Omit the pictures, then write out every entry exactly as it reads.

Stored records
......
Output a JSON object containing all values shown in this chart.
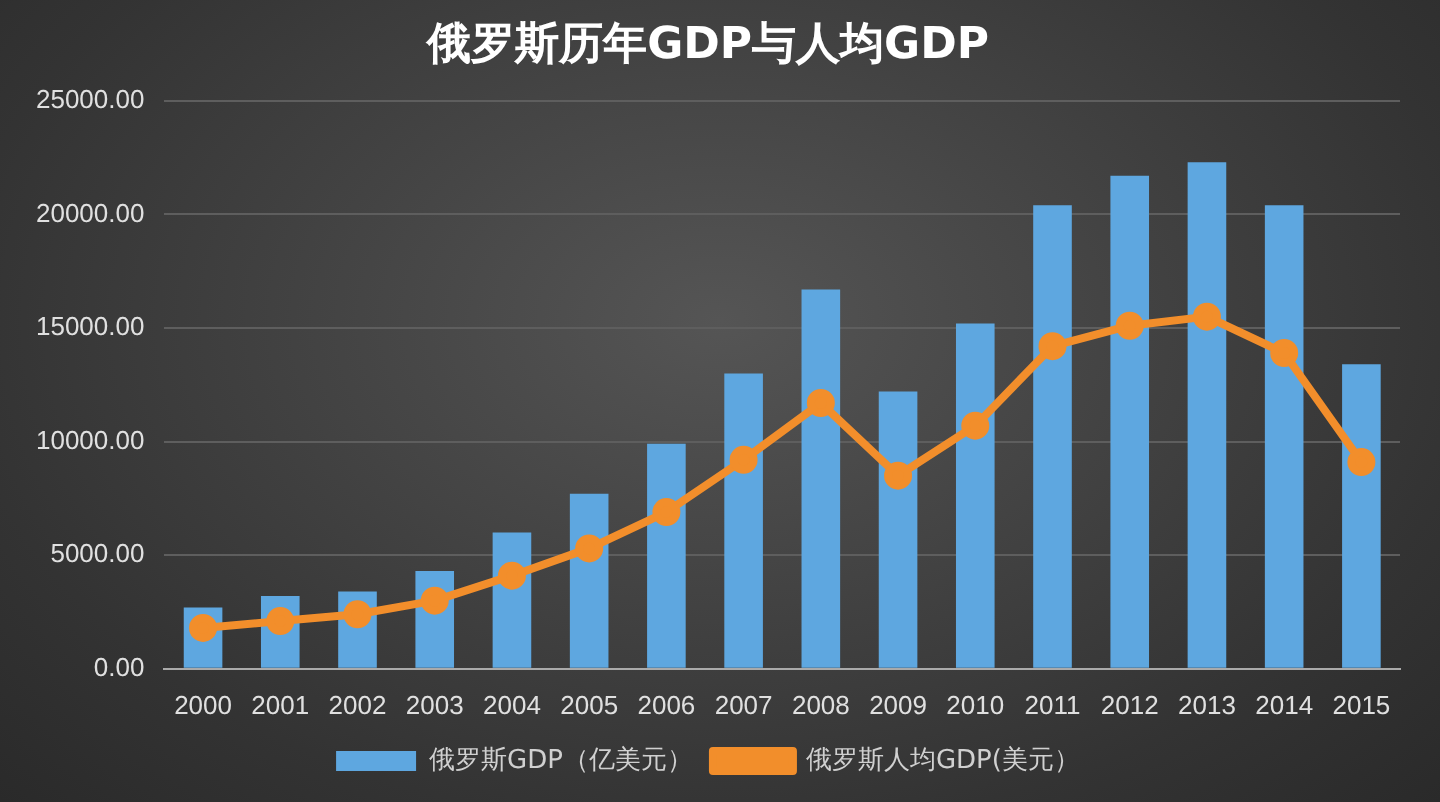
{
  "chart_data": {
    "type": "bar",
    "title": "俄罗斯历年GDP与人均GDP",
    "categories": [
      "2000",
      "2001",
      "2002",
      "2003",
      "2004",
      "2005",
      "2006",
      "2007",
      "2008",
      "2009",
      "2010",
      "2011",
      "2012",
      "2013",
      "2014",
      "2015"
    ],
    "series": [
      {
        "name": "俄罗斯GDP（亿美元）",
        "color": "#5ea7e0",
        "values": [
          2700,
          3200,
          3400,
          4300,
          6000,
          7700,
          9900,
          13000,
          16700,
          12200,
          15200,
          20400,
          21700,
          22300,
          20400,
          13400
        ]
      },
      {
        "name": "俄罗斯人均GDP(美元）",
        "type": "line",
        "color": "#f28e2b",
        "values": [
          1800,
          2100,
          2400,
          3000,
          4100,
          5300,
          6900,
          9200,
          11700,
          8500,
          10700,
          14200,
          15100,
          15500,
          13900,
          9100
        ]
      }
    ],
    "ylim": [
      0,
      25000
    ],
    "yticks": [
      {
        "value": 0,
        "label": "0.00"
      },
      {
        "value": 5000,
        "label": "5000.00"
      },
      {
        "value": 10000,
        "label": "10000.00"
      },
      {
        "value": 15000,
        "label": "15000.00"
      },
      {
        "value": 20000,
        "label": "20000.00"
      },
      {
        "value": 25000,
        "label": "25000.00"
      }
    ],
    "grid": "y",
    "legend": "bottom",
    "marker": "circle",
    "line_style": "solid"
  }
}
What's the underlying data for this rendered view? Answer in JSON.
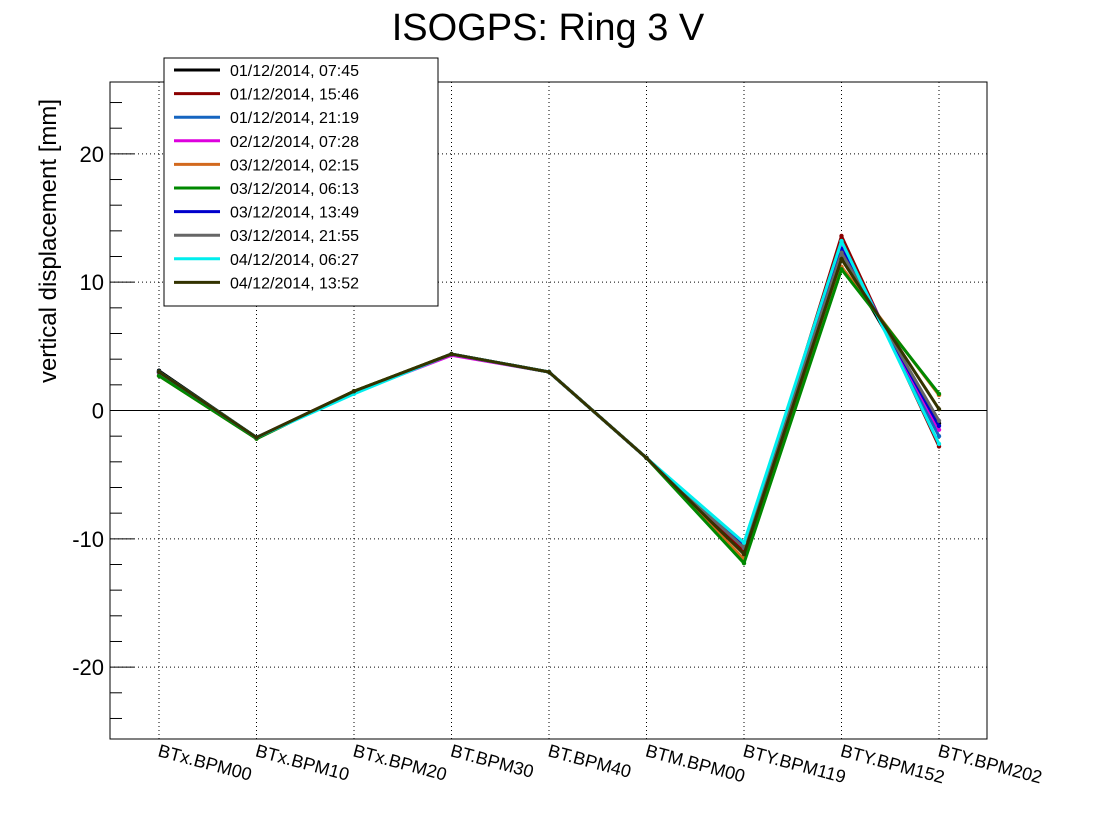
{
  "chart_data": {
    "type": "line",
    "title": "ISOGPS: Ring 3 V",
    "xlabel": "",
    "ylabel": "vertical displacement [mm]",
    "ylim": [
      -25.6,
      25.6
    ],
    "yticks": [
      -20,
      -10,
      0,
      10,
      20
    ],
    "ytick_labels": [
      "-20",
      "-10",
      "0",
      "10",
      "20"
    ],
    "grid": true,
    "zero_line": true,
    "legend_position": "top-left",
    "categories": [
      "BTx.BPM00",
      "BTx.BPM10",
      "BTx.BPM20",
      "BT.BPM30",
      "BT.BPM40",
      "BTM.BPM00",
      "BTY.BPM119",
      "BTY.BPM152",
      "BTY.BPM202"
    ],
    "series": [
      {
        "name": "01/12/2014, 07:45",
        "color": "#000000",
        "values": [
          3.1,
          -2.1,
          1.5,
          4.4,
          3.0,
          -3.7,
          -10.8,
          12.0,
          -1.0
        ]
      },
      {
        "name": "01/12/2014, 15:46",
        "color": "#8b0000",
        "values": [
          3.0,
          -2.1,
          1.5,
          4.4,
          3.0,
          -3.7,
          -11.0,
          13.6,
          -2.8
        ]
      },
      {
        "name": "01/12/2014, 21:19",
        "color": "#1565c0",
        "values": [
          3.0,
          -2.1,
          1.4,
          4.4,
          3.0,
          -3.7,
          -10.5,
          13.0,
          -2.0
        ]
      },
      {
        "name": "02/12/2014, 07:28",
        "color": "#dd00dd",
        "values": [
          2.9,
          -2.1,
          1.4,
          4.3,
          3.0,
          -3.7,
          -10.7,
          12.8,
          -1.5
        ]
      },
      {
        "name": "03/12/2014, 02:15",
        "color": "#d2691e",
        "values": [
          2.7,
          -2.2,
          1.5,
          4.4,
          3.0,
          -3.7,
          -11.6,
          11.2,
          1.2
        ]
      },
      {
        "name": "03/12/2014, 06:13",
        "color": "#008800",
        "values": [
          2.7,
          -2.2,
          1.5,
          4.4,
          3.0,
          -3.7,
          -11.9,
          11.0,
          1.3
        ]
      },
      {
        "name": "03/12/2014, 13:49",
        "color": "#0000cc",
        "values": [
          3.0,
          -2.1,
          1.4,
          4.4,
          3.0,
          -3.7,
          -10.6,
          12.6,
          -1.2
        ]
      },
      {
        "name": "03/12/2014, 21:55",
        "color": "#666666",
        "values": [
          3.0,
          -2.1,
          1.4,
          4.4,
          3.0,
          -3.7,
          -10.7,
          12.3,
          -0.8
        ]
      },
      {
        "name": "04/12/2014, 06:27",
        "color": "#00eeee",
        "values": [
          3.0,
          -2.1,
          1.3,
          4.4,
          3.0,
          -3.7,
          -10.3,
          13.2,
          -2.6
        ]
      },
      {
        "name": "04/12/2014, 13:52",
        "color": "#333300",
        "values": [
          3.0,
          -2.1,
          1.5,
          4.4,
          3.0,
          -3.7,
          -11.2,
          11.8,
          0.1
        ]
      }
    ]
  }
}
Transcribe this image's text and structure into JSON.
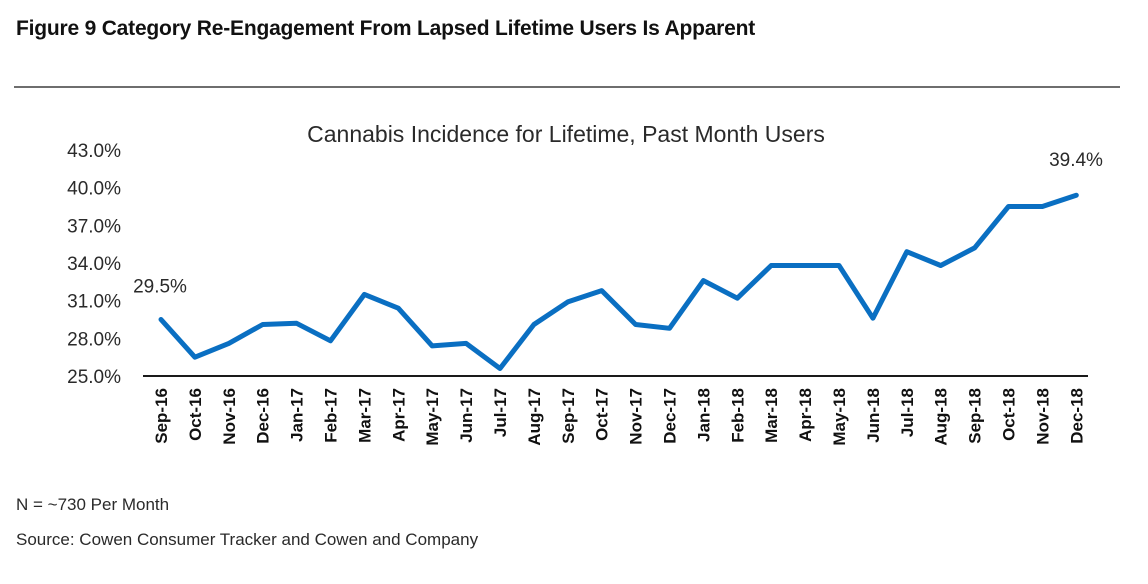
{
  "figure": {
    "title": "Figure 9 Category Re-Engagement From Lapsed Lifetime Users Is Apparent"
  },
  "notes": {
    "sample": "N = ~730 Per Month",
    "source": "Source: Cowen Consumer Tracker and Cowen and Company"
  },
  "chart_data": {
    "type": "line",
    "title": "Cannabis Incidence for Lifetime, Past Month Users",
    "xlabel": "",
    "ylabel": "",
    "categories": [
      "Sep-16",
      "Oct-16",
      "Nov-16",
      "Dec-16",
      "Jan-17",
      "Feb-17",
      "Mar-17",
      "Apr-17",
      "May-17",
      "Jun-17",
      "Jul-17",
      "Aug-17",
      "Sep-17",
      "Oct-17",
      "Nov-17",
      "Dec-17",
      "Jan-18",
      "Feb-18",
      "Mar-18",
      "Apr-18",
      "May-18",
      "Jun-18",
      "Jul-18",
      "Aug-18",
      "Sep-18",
      "Oct-18",
      "Nov-18",
      "Dec-18"
    ],
    "series": [
      {
        "name": "Cannabis Incidence",
        "color": "#0a6fc2",
        "values": [
          29.5,
          26.5,
          27.6,
          29.1,
          29.2,
          27.8,
          31.5,
          30.4,
          27.4,
          27.6,
          25.6,
          29.1,
          30.9,
          31.8,
          29.1,
          28.8,
          32.6,
          31.2,
          33.8,
          33.8,
          33.8,
          29.6,
          34.9,
          33.8,
          35.2,
          38.5,
          38.5,
          39.4
        ]
      }
    ],
    "ylim": [
      25.0,
      43.0
    ],
    "yticks": [
      25.0,
      28.0,
      31.0,
      34.0,
      37.0,
      40.0,
      43.0
    ],
    "ytick_labels": [
      "25.0%",
      "28.0%",
      "31.0%",
      "34.0%",
      "37.0%",
      "40.0%",
      "43.0%"
    ],
    "annotations": [
      {
        "index": 0,
        "text": "29.5%"
      },
      {
        "index": 27,
        "text": "39.4%"
      }
    ],
    "grid": false,
    "legend": "none"
  }
}
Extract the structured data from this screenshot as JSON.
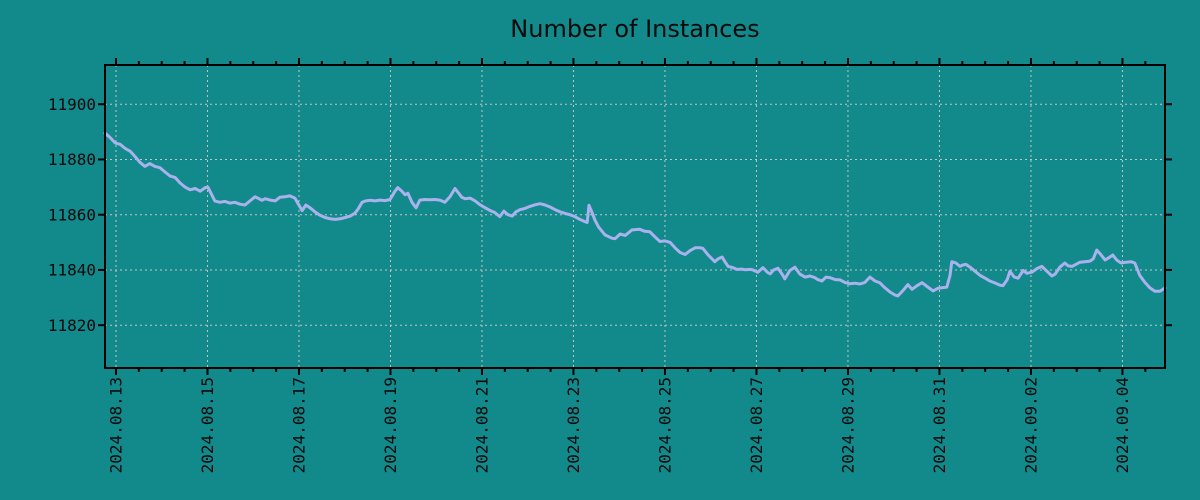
......
Reply:
Output a JSON object containing all values shown in this chart.
{
  "chart_data": {
    "type": "bar",
    "title": "俄罗斯历年GDP与人均GDP",
    "categories": [
      "2000",
      "2001",
      "2002",
      "2003",
      "2004",
      "2005",
      "2006",
      "2007",
      "2008",
      "2009",
      "2010",
      "2011",
      "2012",
      "2013",
      "2014",
      "2015"
    ],
    "series": [
      {
        "name": "俄罗斯GDP（亿美元）",
        "color": "#5ea7e0",
        "values": [
          2700,
          3200,
          3400,
          4300,
          6000,
          7700,
          9900,
          13000,
          16700,
          12200,
          15200,
          20400,
          21700,
          22300,
          20400,
          13400
        ]
      },
      {
        "name": "俄罗斯人均GDP(美元）",
        "type": "line",
        "color": "#f28e2b",
        "values": [
          1800,
          2100,
          2400,
          3000,
          4100,
          5300,
          6900,
          9200,
          11700,
          8500,
          10700,
          14200,
          15100,
          15500,
          13900,
          9100
        ]
      }
    ],
    "ylim": [
      0,
      25000
    ],
    "yticks": [
      {
        "value": 0,
        "label": "0.00"
      },
      {
        "value": 5000,
        "label": "5000.00"
      },
      {
        "value": 10000,
        "label": "10000.00"
      },
      {
        "value": 15000,
        "label": "15000.00"
      },
      {
        "value": 20000,
        "label": "20000.00"
      },
      {
        "value": 25000,
        "label": "25000.00"
      }
    ],
    "grid": "y",
    "legend": "bottom",
    "marker": "circle",
    "line_style": "solid"
  }
}
What's the underlying data for this rendered view? Answer in JSON.
{
  "chart_data": {
    "type": "line",
    "title": "ISOGPS: Ring 3 V",
    "xlabel": "",
    "ylabel": "vertical displacement [mm]",
    "ylim": [
      -25.6,
      25.6
    ],
    "yticks": [
      -20,
      -10,
      0,
      10,
      20
    ],
    "ytick_labels": [
      "-20",
      "-10",
      "0",
      "10",
      "20"
    ],
    "grid": true,
    "zero_line": true,
    "legend_position": "top-left",
    "categories": [
      "BTx.BPM00",
      "BTx.BPM10",
      "BTx.BPM20",
      "BT.BPM30",
      "BT.BPM40",
      "BTM.BPM00",
      "BTY.BPM119",
      "BTY.BPM152",
      "BTY.BPM202"
    ],
    "series": [
      {
        "name": "01/12/2014, 07:45",
        "color": "#000000",
        "values": [
          3.1,
          -2.1,
          1.5,
          4.4,
          3.0,
          -3.7,
          -10.8,
          12.0,
          -1.0
        ]
      },
      {
        "name": "01/12/2014, 15:46",
        "color": "#8b0000",
        "values": [
          3.0,
          -2.1,
          1.5,
          4.4,
          3.0,
          -3.7,
          -11.0,
          13.6,
          -2.8
        ]
      },
      {
        "name": "01/12/2014, 21:19",
        "color": "#1565c0",
        "values": [
          3.0,
          -2.1,
          1.4,
          4.4,
          3.0,
          -3.7,
          -10.5,
          13.0,
          -2.0
        ]
      },
      {
        "name": "02/12/2014, 07:28",
        "color": "#dd00dd",
        "values": [
          2.9,
          -2.1,
          1.4,
          4.3,
          3.0,
          -3.7,
          -10.7,
          12.8,
          -1.5
        ]
      },
      {
        "name": "03/12/2014, 02:15",
        "color": "#d2691e",
        "values": [
          2.7,
          -2.2,
          1.5,
          4.4,
          3.0,
          -3.7,
          -11.6,
          11.2,
          1.2
        ]
      },
      {
        "name": "03/12/2014, 06:13",
        "color": "#008800",
        "values": [
          2.7,
          -2.2,
          1.5,
          4.4,
          3.0,
          -3.7,
          -11.9,
          11.0,
          1.3
        ]
      },
      {
        "name": "03/12/2014, 13:49",
        "color": "#0000cc",
        "values": [
          3.0,
          -2.1,
          1.4,
          4.4,
          3.0,
          -3.7,
          -10.6,
          12.6,
          -1.2
        ]
      },
      {
        "name": "03/12/2014, 21:55",
        "color": "#666666",
        "values": [
          3.0,
          -2.1,
          1.4,
          4.4,
          3.0,
          -3.7,
          -10.7,
          12.3,
          -0.8
        ]
      },
      {
        "name": "04/12/2014, 06:27",
        "color": "#00eeee",
        "values": [
          3.0,
          -2.1,
          1.3,
          4.4,
          3.0,
          -3.7,
          -10.3,
          13.2,
          -2.6
        ]
      },
      {
        "name": "04/12/2014, 13:52",
        "color": "#333300",
        "values": [
          3.0,
          -2.1,
          1.5,
          4.4,
          3.0,
          -3.7,
          -11.2,
          11.8,
          0.1
        ]
      }
    ]
  }
}
Transcribe this image's text and structure into JSON.
{
  "figure": {
    "title": "Figure 9 Category Re-Engagement From Lapsed Lifetime Users Is Apparent"
  },
  "notes": {
    "sample": "N = ~730 Per Month",
    "source": "Source: Cowen Consumer Tracker and Cowen and Company"
  },
  "chart_data": {
    "type": "line",
    "title": "Cannabis Incidence for Lifetime, Past Month Users",
    "xlabel": "",
    "ylabel": "",
    "categories": [
      "Sep-16",
      "Oct-16",
      "Nov-16",
      "Dec-16",
      "Jan-17",
      "Feb-17",
      "Mar-17",
      "Apr-17",
      "May-17",
      "Jun-17",
      "Jul-17",
      "Aug-17",
      "Sep-17",
      "Oct-17",
      "Nov-17",
      "Dec-17",
      "Jan-18",
      "Feb-18",
      "Mar-18",
      "Apr-18",
      "May-18",
      "Jun-18",
      "Jul-18",
      "Aug-18",
      "Sep-18",
      "Oct-18",
      "Nov-18",
      "Dec-18"
    ],
    "series": [
      {
        "name": "Cannabis Incidence",
        "color": "#0a6fc2",
        "values": [
          29.5,
          26.5,
          27.6,
          29.1,
          29.2,
          27.8,
          31.5,
          30.4,
          27.4,
          27.6,
          25.6,
          29.1,
          30.9,
          31.8,
          29.1,
          28.8,
          32.6,
          31.2,
          33.8,
          33.8,
          33.8,
          29.6,
          34.9,
          33.8,
          35.2,
          38.5,
          38.5,
          39.4
        ]
      }
    ],
    "ylim": [
      25.0,
      43.0
    ],
    "yticks": [
      25.0,
      28.0,
      31.0,
      34.0,
      37.0,
      40.0,
      43.0
    ],
    "ytick_labels": [
      "25.0%",
      "28.0%",
      "31.0%",
      "34.0%",
      "37.0%",
      "40.0%",
      "43.0%"
    ],
    "annotations": [
      {
        "index": 0,
        "text": "29.5%"
      },
      {
        "index": 27,
        "text": "39.4%"
      }
    ],
    "grid": false,
    "legend": "none"
  }
}
Extract the structured data from this screenshot as JSON.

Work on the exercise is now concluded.